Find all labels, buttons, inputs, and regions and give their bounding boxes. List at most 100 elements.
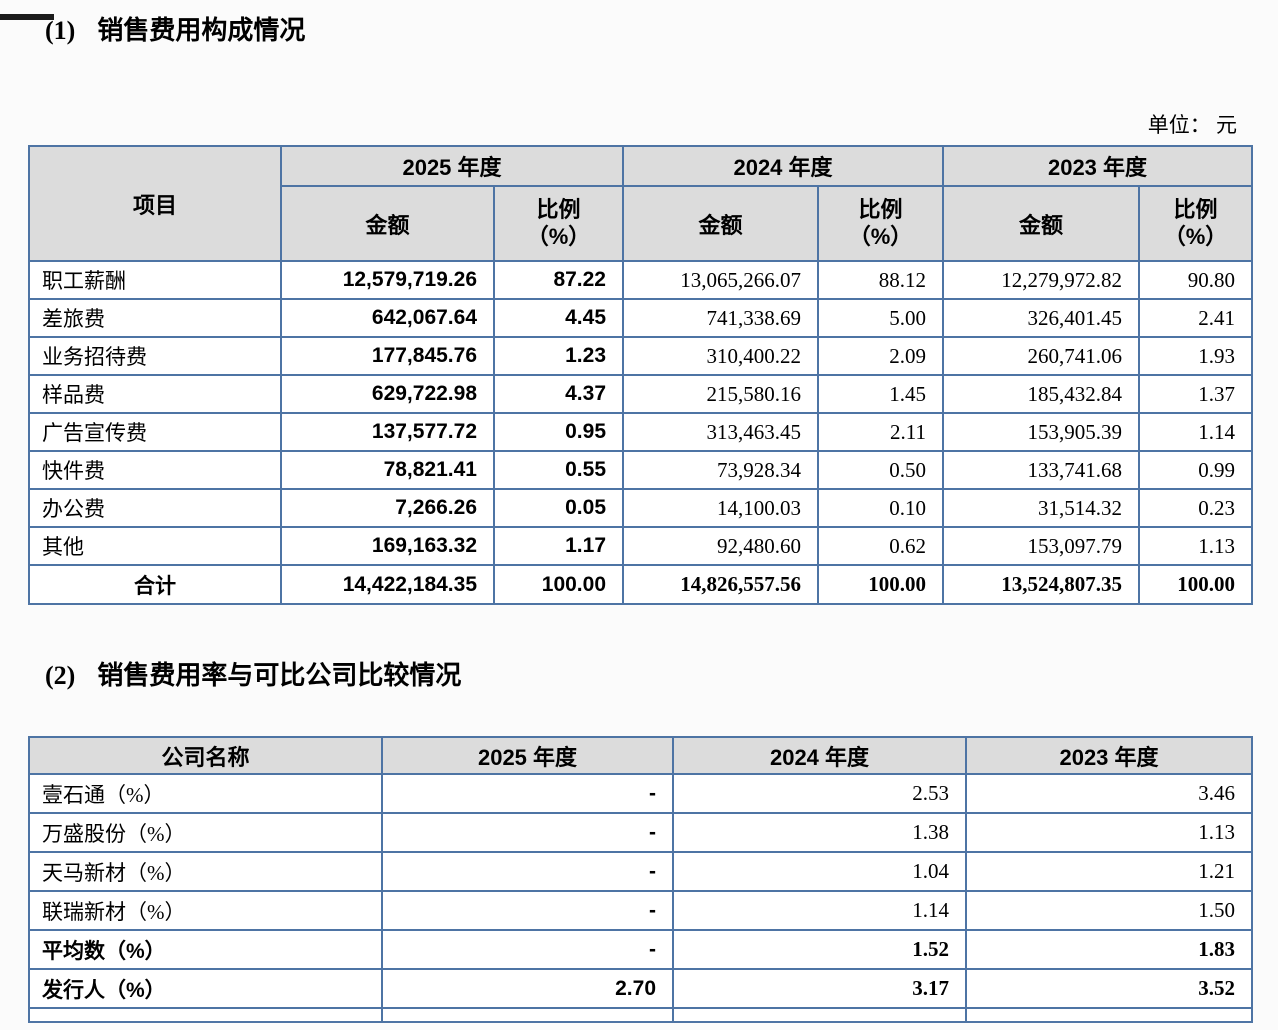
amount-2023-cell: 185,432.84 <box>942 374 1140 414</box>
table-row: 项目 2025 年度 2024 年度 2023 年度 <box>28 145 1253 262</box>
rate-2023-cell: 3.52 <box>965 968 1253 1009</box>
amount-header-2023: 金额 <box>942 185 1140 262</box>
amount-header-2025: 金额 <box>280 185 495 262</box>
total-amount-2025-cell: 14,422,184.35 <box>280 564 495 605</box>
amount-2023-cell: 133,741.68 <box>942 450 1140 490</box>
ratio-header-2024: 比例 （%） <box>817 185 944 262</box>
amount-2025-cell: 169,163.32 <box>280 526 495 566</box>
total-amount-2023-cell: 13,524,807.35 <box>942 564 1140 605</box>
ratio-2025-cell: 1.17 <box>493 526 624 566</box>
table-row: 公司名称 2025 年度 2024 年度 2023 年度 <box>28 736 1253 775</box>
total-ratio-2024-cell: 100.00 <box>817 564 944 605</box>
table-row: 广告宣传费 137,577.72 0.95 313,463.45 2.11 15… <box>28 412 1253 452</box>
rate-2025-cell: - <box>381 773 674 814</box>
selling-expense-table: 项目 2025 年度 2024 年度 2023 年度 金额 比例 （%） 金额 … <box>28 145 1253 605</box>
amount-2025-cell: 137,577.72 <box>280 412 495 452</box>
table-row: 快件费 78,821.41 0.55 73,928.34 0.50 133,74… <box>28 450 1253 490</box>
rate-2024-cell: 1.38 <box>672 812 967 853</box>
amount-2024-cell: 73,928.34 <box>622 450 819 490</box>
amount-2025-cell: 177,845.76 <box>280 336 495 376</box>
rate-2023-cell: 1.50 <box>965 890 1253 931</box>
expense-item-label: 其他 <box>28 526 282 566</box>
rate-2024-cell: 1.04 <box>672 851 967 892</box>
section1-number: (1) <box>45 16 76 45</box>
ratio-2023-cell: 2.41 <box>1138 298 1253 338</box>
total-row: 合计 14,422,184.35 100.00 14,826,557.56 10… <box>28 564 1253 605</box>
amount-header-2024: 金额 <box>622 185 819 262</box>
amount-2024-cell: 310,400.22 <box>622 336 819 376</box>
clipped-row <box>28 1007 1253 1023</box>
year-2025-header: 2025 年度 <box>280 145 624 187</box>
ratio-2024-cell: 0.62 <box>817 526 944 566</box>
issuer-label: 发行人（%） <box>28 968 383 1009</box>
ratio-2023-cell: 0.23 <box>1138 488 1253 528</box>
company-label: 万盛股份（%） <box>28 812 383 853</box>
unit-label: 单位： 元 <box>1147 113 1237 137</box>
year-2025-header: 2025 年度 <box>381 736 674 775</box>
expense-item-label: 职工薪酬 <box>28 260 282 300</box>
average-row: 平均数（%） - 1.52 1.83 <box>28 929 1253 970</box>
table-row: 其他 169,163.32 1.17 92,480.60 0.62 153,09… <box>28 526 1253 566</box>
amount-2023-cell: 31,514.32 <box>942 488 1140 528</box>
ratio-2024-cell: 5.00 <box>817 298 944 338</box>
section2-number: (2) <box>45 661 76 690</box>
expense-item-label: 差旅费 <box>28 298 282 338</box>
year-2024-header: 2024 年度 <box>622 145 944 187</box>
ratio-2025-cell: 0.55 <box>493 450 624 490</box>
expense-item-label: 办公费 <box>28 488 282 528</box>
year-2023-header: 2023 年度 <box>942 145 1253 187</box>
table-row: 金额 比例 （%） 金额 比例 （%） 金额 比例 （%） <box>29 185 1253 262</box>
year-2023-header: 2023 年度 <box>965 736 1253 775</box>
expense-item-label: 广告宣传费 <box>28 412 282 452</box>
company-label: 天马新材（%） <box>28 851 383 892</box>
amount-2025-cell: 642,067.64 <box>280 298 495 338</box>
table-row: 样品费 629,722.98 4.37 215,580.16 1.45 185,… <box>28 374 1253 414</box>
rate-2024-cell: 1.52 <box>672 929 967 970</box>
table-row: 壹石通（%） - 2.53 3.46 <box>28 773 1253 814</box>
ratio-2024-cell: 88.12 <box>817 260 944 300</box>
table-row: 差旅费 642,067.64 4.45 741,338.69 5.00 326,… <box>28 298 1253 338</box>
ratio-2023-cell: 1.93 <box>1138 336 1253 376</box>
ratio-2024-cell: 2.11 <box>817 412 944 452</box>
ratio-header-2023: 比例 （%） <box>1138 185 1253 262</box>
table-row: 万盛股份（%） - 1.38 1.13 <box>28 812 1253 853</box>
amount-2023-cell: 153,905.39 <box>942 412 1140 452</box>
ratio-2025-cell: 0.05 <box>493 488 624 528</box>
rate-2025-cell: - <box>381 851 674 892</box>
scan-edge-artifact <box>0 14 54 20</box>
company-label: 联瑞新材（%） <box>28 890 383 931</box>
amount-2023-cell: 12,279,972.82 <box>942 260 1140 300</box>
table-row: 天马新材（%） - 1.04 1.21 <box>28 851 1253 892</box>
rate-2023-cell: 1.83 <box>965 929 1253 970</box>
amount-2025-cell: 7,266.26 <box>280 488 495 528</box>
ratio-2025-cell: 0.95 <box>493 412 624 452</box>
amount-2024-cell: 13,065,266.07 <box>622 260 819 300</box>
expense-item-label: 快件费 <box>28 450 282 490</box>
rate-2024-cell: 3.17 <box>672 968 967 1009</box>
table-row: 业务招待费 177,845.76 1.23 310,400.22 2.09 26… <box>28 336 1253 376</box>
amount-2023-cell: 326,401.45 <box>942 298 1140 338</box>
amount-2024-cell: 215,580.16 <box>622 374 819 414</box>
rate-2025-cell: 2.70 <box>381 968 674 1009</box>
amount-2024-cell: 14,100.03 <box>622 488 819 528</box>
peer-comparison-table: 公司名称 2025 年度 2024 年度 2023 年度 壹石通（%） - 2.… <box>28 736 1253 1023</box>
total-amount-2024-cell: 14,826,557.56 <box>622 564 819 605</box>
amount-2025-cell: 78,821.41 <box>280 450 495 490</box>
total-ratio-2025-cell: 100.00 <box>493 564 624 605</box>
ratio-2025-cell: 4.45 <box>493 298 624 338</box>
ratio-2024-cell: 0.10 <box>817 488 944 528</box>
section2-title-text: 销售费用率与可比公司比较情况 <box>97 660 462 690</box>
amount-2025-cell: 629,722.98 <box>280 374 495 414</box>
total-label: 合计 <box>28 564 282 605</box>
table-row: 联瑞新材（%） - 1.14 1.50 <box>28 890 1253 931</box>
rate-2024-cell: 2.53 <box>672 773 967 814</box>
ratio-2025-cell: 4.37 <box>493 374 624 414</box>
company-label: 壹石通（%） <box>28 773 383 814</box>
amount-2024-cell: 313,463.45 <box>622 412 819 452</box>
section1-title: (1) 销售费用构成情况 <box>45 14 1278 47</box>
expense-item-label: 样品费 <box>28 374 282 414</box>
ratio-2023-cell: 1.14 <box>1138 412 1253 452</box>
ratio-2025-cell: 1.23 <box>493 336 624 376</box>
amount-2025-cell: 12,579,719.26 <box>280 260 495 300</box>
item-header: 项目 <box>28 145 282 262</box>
--------------------
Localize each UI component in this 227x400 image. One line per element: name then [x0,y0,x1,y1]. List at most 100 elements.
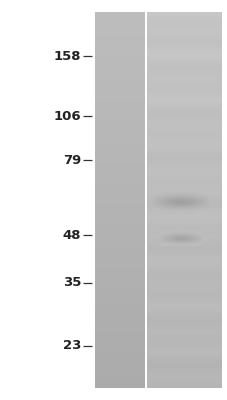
--------------------
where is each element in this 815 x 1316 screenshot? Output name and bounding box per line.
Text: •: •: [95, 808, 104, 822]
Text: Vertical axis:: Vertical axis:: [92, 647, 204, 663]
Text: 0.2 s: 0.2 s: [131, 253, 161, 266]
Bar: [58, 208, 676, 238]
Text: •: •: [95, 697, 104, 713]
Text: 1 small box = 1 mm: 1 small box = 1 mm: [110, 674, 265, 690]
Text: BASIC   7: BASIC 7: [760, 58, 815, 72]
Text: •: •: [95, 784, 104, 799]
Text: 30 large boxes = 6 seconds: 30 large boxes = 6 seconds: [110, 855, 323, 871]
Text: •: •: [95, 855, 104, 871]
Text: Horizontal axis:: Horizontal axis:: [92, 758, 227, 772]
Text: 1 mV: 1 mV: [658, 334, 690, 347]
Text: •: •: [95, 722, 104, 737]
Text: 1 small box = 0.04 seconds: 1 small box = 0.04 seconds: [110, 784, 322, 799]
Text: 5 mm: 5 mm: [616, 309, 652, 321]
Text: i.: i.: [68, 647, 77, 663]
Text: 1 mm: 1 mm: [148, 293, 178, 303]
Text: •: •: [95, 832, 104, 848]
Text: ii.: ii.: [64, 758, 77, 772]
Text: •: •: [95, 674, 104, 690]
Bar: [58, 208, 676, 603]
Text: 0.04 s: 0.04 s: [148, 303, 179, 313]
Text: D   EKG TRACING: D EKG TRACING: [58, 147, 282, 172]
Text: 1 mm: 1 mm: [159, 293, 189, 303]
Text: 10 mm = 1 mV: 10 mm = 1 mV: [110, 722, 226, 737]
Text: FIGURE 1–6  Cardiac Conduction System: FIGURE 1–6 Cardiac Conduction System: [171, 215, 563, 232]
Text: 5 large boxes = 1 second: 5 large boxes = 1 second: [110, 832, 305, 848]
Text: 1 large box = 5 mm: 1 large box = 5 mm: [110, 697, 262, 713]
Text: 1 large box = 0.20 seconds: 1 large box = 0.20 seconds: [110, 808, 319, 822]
--------------------
*AIM:* Take the stretch of the records from the line containing "Find all labels, buttons, inputs, and" through the line containing "total-amount-2023-cell: 13,524,807.35 <box>942" and swap "table-row" for "header-row", keeping everything else the same. Return only those lines, and leave out the picture.

*RESPONSE BELOW:*
Find all labels, buttons, inputs, and regions and give their bounding boxes. List at most 100 elements.
amount-2023-cell: 185,432.84 <box>942 374 1140 414</box>
header-row: 项目 2025 年度 2024 年度 2023 年度 <box>28 145 1253 262</box>
rate-2023-cell: 3.52 <box>965 968 1253 1009</box>
amount-header-2023: 金额 <box>942 185 1140 262</box>
amount-header-2025: 金额 <box>280 185 495 262</box>
total-amount-2025-cell: 14,422,184.35 <box>280 564 495 605</box>
amount-2023-cell: 133,741.68 <box>942 450 1140 490</box>
ratio-header-2024: 比例 （%） <box>817 185 944 262</box>
amount-2025-cell: 169,163.32 <box>280 526 495 566</box>
total-amount-2023-cell: 13,524,807.35 <box>942 564 1140 605</box>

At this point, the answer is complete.